● 取り組む課題
#1 体罰についての文章のうち、「1)もう事件発生からかなり経」から始まり「まな人々の意見を読んでみた。」まで続く部分を、一字も変えずに書き写しなさい。
#2 体罰についての文章によれば、自殺した主将の両親は顧問をどのような罪で刑事告訴したか。
#3 体罰についての文章の最後の一文に続けて、その先を書きなさい。

● 抜粋文
真 夢人 日記

心理学、哲学、脳科学、宗教に関心があり、それらについて自分なりにまとめたものをこのブクロで発信していきます。

体罰は未熟な指導方法であり、法的なルール違反である

1)もう事件発生からかなり経つが、大阪市立桜宮高校2年の男子バスケットボール部主将が、顧問の教諭から体罰(昨年12月22日の練習試合の際、生徒に暴行を加えた)を受けた翌日に自殺した問題を考えたい。
参考)防げたはず!大阪桜宮高校バスケ部の体罰自殺 ずさん調査で早々と「顧問教師はシロ」の判定 (1/2) : J-CASTニュース
2)この件で、ブログを書くのがこんなに遅くなったのは、自分の中で、まとまらなかったからである。それで、さまざまな人々の意見を読んでみた。
3)体罰は暴力だという人。いな、イジメ行為だという人。実際、自殺した主将のご両親は、顧問を暴行の罪で刑事告訴しておられる。
参考)桜宮高・自殺生徒の両親「体罰教師を告訴」暴行容疑で起訴濃厚 (1/2) : J-CASTテレビウォッチ
4)体罰によって、チームがここまで強くなったのだから、と体罰を擁護容認する人。あの顧問は、熱心でチームを学校を強豪校に導いたという人。体罰を受けて自殺するのは弱い人間だという人。
5)私が述べたいことは2つある。まず一つ目が、体罰は、日本では禁止されている。それを行うのは、ルール違反である、ということである。

● 掲載一覧
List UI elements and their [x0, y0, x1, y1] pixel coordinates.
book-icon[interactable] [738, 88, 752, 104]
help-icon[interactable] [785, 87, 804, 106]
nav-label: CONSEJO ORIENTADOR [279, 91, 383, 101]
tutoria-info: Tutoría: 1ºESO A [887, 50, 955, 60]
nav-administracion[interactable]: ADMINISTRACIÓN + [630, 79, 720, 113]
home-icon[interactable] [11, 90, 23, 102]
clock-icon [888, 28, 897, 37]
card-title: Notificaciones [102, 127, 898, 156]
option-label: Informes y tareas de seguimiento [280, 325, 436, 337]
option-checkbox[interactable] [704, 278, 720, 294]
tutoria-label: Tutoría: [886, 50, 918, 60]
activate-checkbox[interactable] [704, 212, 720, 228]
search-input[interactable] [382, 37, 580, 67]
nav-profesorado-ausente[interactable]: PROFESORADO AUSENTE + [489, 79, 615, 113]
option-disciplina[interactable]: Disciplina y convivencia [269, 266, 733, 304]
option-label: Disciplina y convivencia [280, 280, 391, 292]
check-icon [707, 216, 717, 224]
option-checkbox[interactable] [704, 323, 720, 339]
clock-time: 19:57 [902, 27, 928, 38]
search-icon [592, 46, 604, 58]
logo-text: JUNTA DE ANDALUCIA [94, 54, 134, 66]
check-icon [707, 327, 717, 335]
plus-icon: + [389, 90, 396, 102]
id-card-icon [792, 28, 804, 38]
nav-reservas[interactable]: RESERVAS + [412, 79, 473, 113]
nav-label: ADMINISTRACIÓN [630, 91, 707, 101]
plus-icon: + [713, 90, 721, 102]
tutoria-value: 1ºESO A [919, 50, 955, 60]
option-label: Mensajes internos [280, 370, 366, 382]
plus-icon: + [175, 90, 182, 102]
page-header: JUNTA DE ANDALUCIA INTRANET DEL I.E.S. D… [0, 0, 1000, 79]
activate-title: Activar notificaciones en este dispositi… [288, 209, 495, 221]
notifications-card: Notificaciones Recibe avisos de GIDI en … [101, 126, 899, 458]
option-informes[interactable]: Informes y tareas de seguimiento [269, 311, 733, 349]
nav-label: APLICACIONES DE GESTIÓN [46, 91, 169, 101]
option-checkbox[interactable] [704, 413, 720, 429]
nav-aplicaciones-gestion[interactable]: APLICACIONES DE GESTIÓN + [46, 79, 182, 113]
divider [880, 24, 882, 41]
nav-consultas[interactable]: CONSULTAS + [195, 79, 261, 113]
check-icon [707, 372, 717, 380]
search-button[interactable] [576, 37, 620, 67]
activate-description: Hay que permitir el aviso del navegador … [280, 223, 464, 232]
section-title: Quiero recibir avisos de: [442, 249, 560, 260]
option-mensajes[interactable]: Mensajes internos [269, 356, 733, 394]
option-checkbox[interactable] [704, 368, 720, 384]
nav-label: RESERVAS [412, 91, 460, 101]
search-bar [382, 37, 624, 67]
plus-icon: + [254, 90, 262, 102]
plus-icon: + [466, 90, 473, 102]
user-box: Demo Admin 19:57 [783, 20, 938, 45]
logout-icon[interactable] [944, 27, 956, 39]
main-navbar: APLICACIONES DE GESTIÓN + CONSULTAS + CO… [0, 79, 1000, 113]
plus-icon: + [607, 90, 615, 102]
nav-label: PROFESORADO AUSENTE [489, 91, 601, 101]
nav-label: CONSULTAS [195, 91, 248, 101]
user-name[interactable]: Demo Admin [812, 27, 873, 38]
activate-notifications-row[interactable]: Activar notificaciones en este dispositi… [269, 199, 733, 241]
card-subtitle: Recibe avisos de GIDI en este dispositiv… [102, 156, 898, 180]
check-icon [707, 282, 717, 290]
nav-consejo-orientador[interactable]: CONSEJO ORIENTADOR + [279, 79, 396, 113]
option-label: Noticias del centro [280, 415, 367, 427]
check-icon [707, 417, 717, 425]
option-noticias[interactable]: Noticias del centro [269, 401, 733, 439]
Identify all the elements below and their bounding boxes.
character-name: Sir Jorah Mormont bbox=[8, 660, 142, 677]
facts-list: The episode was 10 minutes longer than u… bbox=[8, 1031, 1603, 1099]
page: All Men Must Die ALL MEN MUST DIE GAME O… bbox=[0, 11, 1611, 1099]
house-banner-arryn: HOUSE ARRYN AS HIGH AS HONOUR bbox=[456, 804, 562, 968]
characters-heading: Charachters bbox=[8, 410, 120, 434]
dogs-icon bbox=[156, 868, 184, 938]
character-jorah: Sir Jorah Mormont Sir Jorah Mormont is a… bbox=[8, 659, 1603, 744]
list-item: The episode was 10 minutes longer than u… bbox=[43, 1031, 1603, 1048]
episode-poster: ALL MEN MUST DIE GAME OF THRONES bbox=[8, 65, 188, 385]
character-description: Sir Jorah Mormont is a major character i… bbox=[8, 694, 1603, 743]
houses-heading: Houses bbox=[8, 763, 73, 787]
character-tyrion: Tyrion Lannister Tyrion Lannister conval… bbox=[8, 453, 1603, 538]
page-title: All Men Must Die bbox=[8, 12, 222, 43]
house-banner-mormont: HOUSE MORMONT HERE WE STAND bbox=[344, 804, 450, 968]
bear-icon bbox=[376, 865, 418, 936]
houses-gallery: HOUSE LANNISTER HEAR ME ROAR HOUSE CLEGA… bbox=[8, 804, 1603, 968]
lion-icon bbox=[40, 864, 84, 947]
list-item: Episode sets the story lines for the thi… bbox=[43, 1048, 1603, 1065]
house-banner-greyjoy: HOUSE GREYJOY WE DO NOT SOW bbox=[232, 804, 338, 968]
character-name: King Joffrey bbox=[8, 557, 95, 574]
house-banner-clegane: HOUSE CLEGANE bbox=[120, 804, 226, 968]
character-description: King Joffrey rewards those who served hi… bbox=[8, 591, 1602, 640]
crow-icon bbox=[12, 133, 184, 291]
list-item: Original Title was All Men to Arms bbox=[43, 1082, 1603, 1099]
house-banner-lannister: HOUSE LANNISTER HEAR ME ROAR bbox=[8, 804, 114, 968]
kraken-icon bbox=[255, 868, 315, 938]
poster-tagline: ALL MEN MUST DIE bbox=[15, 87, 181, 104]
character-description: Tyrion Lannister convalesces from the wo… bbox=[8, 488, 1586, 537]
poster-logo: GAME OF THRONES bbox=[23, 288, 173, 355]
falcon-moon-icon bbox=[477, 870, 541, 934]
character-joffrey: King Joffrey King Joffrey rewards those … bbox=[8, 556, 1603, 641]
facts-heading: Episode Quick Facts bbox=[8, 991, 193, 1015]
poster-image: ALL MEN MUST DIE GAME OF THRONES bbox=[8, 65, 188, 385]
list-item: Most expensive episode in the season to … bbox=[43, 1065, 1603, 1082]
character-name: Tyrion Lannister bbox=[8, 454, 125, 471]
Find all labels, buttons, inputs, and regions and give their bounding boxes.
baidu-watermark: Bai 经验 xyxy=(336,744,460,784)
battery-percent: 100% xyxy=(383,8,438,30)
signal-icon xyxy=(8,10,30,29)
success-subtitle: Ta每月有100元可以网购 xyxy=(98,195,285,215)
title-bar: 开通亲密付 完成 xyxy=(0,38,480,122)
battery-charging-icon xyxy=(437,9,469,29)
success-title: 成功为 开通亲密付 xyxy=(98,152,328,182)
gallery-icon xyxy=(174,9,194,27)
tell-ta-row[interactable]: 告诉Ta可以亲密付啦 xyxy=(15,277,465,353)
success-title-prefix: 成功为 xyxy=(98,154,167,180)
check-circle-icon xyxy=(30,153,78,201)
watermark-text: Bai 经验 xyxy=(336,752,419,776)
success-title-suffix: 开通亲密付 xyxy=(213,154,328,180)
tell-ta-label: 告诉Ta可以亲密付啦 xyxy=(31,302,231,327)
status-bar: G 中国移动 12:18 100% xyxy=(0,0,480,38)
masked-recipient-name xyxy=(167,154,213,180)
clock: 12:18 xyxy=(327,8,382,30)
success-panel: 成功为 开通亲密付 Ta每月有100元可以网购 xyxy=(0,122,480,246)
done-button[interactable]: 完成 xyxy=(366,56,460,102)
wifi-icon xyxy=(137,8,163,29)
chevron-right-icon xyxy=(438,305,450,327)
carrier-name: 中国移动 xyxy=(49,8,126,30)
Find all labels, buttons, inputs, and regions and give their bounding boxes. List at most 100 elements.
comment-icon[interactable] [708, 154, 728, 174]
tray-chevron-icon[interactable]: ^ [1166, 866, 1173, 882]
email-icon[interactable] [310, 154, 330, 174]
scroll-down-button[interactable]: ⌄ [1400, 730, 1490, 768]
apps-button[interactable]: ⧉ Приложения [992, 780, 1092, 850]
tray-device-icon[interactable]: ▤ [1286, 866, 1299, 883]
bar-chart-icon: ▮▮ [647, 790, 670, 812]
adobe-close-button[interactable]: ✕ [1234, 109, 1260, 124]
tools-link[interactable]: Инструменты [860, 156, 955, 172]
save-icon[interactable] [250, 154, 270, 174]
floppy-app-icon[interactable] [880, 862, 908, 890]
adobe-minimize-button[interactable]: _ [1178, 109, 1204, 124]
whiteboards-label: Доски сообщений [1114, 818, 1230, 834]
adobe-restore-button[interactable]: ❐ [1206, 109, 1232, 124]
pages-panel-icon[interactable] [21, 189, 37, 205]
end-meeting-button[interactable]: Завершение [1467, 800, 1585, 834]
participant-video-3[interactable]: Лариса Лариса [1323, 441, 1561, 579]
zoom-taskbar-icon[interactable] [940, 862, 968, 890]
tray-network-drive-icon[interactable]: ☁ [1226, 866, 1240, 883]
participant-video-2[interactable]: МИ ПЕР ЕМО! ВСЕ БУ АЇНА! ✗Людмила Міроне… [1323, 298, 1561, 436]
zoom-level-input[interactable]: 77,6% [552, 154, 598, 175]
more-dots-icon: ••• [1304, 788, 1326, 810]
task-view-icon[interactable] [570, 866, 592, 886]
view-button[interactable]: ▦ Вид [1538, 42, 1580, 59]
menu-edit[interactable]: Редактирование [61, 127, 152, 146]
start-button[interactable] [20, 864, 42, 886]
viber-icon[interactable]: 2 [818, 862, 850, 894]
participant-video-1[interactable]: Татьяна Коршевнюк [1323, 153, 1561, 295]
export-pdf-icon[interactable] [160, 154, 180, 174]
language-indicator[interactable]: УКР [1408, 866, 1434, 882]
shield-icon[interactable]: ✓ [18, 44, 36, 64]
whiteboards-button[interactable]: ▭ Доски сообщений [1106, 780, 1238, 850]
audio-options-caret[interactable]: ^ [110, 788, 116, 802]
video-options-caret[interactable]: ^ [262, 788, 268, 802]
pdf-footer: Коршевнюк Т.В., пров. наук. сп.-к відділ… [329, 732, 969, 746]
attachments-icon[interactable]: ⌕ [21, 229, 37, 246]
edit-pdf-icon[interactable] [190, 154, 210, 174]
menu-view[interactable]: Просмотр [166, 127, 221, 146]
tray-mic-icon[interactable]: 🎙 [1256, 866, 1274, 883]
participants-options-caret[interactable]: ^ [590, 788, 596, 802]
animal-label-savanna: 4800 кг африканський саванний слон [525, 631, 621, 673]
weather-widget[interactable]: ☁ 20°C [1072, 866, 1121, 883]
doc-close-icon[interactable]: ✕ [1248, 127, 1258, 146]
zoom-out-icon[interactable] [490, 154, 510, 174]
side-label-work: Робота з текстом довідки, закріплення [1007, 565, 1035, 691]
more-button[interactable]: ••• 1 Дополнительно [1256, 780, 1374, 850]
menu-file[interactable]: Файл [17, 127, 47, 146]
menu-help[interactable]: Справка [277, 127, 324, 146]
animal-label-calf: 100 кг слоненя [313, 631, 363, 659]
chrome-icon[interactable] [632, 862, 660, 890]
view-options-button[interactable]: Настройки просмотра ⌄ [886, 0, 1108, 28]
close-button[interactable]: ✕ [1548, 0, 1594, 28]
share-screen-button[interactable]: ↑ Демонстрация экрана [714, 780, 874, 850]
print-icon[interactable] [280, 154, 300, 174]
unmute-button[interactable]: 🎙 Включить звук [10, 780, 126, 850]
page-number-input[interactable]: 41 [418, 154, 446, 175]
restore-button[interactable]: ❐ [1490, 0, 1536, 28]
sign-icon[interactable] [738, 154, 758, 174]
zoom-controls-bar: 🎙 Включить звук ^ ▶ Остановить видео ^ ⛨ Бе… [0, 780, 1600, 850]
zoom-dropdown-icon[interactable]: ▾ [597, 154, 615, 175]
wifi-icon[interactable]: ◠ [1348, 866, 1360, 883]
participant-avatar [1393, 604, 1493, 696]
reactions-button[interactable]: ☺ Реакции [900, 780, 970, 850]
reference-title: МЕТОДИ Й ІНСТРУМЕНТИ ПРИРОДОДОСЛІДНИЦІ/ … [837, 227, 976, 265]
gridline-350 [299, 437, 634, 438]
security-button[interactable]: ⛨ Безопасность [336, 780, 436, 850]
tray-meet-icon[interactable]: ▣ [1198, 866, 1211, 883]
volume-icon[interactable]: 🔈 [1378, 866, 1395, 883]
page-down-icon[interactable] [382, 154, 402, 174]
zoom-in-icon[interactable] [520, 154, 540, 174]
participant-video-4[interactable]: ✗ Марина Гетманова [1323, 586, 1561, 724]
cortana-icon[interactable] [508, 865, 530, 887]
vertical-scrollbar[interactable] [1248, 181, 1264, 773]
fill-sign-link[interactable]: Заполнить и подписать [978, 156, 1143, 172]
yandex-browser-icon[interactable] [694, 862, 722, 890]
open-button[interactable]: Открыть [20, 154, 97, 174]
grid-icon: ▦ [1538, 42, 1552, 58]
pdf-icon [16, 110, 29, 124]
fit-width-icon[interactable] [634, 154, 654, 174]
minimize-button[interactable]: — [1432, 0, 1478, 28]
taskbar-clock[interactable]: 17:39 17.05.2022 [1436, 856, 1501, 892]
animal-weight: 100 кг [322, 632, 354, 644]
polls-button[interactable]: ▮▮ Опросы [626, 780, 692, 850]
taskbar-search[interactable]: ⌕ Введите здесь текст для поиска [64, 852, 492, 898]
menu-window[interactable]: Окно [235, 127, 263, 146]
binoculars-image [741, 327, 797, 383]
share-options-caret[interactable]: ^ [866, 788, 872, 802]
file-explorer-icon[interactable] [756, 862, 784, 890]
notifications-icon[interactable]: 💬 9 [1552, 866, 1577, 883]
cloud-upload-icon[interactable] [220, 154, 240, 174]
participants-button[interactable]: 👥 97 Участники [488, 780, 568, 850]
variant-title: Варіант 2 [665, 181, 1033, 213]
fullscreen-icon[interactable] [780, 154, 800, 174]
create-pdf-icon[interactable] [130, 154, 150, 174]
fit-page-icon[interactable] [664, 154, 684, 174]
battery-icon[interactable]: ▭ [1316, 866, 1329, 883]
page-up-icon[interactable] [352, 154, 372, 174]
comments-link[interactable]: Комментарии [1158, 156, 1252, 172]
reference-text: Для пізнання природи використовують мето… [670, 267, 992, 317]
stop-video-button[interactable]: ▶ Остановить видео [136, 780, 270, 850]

● 解答
#1
1)もう事件発生からかなり経つが、大阪市立桜宮高校2年の男子バスケットボール部主将が、顧問の教諭から体罰(昨年12月22日の練習試合の際、生徒に暴行を加えた)を受けた翌日に自殺した問題を考えたい。
参考)防げたはず!大阪桜宮高校バスケ部の体罰自殺 ずさん調査で早々と「顧問教師はシロ」の判定 (1/2) : J-CASTニュース
2)この件で、ブログを書くのがこんなに遅くなったのは、自分の中で、まとまらなかったからである。それで、さまざまな人々の意見を読んでみた。

#2 暴行の罪

#3
6)スポーツは、ルールをとても重視する。それを愛する指導者が、ルール違反を平気で行なっている。ルールが、単なる争いから、競技へと格上げしてきた。ルールの範囲内で、正々堂々と行動するのが当然であろう。
7)体罰は選手を強くする手段だと、容認擁護している人々は、体罰は明確なルール違反だということを、自覚すべきである。しかも、法的にも違反している。
8)もう一つは、指導については、それを2つに分類したい。一つ目は、1)指導内容、例えば、技術、知識、経験など。もう一つは、2)指導方法、例えば、内容の伝え方、指導理論など。
9)保護者などから、指導がうまい、熱心だから、ここまで、強いチームになれた、などと、体罰があるから、体罰があっても、顧問を擁護する声が上がる。
10)これは、指導内容と、指導方法とを、きちんと分けて考えないことからくるのではないだろうか。顧問の持つ指導内容がいいから強くなったのではないだろうか。
11)高い技術、豊富な知識、長い経験を持つ指導者は、自ら手本を示すだけで、選手にとってはすばらしい見本、目標になる。
12)次には、自らを鏡として、自らがやってみせて、選手に己の、どこが悪いのか、何がけいないのか、どんな失敗をしたのか、を解説すればいい。
13)だとすれば、体罰があるから強いチームになったのだろうか。逆から言えば、体罰のない指導では、強いチームにはなれないのだろうか。
14)体罰のない指導ではチームを強くすることはできないのだろうか。強くなったチームでは全て体罰が行われていたのだろうか。
15)私は、体罰による指導を否定するが、迫力のある指導まで否定するつもりはない。逆に、指導に渾身の力を込めて、全身全霊で指導することを、指導者の方々には期待する。
16)誰もが経験されているだろうが、近くで、大声の叱責があれば、こちらまでその気持が伝わってきて、まるでこちらが叱責されているかのような感覚を覚える。
17)そこまででいいのではないか。それを体罰という形でそれと同等の効果を望むならば、それは怠慢であろう。手を抜いている姿であろう。未熟さの現れであろう。
18)私から見れば、体罰は指導の手抜きの姿である。すばらしい指導内容は持っているかもしれないが、指導方法を研究しない、手抜きを覆い隠す手段であると感じられる。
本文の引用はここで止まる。